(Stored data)
+ + + + + + +
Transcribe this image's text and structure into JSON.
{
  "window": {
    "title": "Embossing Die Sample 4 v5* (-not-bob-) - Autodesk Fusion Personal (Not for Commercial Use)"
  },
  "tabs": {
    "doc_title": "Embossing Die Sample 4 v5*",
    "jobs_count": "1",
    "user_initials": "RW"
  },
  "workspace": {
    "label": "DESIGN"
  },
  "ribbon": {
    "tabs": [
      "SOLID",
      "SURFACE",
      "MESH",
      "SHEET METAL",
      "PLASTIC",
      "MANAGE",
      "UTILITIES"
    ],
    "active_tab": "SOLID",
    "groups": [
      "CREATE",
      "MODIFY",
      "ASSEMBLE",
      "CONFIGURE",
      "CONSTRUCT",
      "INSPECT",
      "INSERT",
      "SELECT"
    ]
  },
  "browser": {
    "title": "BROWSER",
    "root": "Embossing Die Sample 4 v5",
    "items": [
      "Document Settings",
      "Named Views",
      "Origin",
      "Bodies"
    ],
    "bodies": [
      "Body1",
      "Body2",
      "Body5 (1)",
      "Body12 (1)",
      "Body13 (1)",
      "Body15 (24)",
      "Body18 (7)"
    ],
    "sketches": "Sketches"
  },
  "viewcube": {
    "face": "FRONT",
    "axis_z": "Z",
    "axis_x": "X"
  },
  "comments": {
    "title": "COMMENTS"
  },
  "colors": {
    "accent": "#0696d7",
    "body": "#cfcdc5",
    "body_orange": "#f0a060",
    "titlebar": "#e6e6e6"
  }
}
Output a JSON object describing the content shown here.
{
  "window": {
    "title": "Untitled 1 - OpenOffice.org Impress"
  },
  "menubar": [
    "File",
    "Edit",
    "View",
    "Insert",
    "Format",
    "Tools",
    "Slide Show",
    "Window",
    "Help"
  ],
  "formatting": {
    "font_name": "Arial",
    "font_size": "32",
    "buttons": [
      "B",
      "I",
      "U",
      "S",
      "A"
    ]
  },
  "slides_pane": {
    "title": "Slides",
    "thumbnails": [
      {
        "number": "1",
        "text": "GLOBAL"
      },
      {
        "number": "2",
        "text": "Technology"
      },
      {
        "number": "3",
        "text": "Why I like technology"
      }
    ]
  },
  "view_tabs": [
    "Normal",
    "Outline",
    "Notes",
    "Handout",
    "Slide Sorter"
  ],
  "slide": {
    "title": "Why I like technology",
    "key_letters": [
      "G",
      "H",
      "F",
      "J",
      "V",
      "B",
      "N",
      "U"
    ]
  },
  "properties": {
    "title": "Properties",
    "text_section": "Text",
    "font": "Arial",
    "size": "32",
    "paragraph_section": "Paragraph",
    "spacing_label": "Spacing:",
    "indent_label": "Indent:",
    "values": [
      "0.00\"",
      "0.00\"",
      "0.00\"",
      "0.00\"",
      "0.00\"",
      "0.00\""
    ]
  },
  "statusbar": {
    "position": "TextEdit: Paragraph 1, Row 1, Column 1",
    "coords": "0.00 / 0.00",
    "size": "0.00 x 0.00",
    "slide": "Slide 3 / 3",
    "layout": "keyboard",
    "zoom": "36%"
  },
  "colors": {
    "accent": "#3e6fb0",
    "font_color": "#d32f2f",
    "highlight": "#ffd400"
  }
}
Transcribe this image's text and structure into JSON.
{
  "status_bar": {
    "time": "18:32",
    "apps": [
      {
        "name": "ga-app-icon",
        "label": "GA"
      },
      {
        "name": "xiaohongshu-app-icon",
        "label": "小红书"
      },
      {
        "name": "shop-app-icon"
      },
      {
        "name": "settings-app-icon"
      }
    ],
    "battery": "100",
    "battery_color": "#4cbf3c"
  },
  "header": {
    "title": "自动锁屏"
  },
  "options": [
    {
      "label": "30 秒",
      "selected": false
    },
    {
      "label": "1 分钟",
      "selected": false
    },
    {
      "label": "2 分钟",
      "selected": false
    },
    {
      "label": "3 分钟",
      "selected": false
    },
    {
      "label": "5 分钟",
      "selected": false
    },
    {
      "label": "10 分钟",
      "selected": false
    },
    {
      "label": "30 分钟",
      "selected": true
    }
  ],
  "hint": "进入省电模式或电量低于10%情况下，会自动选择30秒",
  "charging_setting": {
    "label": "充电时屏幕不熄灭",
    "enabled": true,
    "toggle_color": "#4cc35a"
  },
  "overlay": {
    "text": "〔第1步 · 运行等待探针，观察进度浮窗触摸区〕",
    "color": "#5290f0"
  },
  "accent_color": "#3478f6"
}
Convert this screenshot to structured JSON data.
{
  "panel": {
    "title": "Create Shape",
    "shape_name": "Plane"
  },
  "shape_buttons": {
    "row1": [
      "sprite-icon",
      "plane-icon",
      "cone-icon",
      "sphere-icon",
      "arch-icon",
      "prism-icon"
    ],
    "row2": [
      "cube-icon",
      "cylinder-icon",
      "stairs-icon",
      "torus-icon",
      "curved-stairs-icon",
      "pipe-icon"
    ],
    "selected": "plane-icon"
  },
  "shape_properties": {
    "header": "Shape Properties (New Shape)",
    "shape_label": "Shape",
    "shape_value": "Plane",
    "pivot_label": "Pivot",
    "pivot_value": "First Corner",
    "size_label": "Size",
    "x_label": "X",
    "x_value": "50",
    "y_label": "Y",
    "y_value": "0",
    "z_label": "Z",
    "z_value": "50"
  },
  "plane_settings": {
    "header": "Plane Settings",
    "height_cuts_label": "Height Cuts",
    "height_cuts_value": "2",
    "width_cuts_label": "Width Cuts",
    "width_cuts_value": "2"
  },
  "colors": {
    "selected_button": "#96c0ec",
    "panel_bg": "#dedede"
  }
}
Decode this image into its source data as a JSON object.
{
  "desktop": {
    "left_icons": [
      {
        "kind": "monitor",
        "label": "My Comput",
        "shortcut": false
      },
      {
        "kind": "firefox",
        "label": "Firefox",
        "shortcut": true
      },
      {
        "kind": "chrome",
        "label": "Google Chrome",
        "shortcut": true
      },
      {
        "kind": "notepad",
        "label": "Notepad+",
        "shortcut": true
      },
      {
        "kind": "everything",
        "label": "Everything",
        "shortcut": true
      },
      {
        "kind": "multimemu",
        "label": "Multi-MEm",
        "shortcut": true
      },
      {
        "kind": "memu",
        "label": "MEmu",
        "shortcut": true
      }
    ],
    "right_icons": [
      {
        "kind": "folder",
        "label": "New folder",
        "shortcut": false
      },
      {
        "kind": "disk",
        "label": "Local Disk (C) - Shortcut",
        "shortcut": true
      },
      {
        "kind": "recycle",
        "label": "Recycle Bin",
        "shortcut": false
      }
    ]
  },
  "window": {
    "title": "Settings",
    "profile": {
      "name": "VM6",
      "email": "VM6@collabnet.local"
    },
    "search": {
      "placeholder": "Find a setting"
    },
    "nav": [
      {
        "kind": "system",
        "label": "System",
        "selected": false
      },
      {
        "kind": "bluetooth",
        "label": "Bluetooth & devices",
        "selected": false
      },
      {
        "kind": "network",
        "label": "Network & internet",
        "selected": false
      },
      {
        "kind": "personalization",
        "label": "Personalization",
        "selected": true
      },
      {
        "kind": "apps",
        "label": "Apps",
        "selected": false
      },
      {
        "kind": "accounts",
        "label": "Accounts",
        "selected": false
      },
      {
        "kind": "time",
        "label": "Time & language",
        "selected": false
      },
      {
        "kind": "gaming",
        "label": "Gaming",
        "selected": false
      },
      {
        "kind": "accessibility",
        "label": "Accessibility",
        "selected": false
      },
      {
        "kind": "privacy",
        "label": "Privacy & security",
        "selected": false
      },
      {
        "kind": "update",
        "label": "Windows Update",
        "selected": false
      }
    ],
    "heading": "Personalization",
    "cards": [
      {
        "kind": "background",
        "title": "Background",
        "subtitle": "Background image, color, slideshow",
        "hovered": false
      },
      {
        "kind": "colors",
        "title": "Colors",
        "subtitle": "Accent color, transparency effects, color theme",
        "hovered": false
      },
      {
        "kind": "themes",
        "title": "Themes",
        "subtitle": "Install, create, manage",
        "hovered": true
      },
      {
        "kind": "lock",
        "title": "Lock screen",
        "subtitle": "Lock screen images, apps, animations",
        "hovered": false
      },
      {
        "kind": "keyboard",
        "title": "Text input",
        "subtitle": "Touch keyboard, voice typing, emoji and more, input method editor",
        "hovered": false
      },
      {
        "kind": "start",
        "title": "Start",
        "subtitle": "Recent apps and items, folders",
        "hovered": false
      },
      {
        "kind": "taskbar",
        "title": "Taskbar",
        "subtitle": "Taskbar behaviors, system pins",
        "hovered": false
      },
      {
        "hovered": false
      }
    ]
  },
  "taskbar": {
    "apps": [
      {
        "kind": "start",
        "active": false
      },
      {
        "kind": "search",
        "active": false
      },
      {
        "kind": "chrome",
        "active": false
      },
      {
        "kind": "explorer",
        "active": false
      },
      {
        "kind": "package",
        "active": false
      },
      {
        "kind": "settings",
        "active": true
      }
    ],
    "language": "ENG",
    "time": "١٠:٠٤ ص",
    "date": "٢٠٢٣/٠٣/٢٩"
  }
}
+ + + + + + +
:: Stated goal ::
Within the entries above, how many lines contain "keyboard"? Respond with the number only.

:: Worked solution ::
3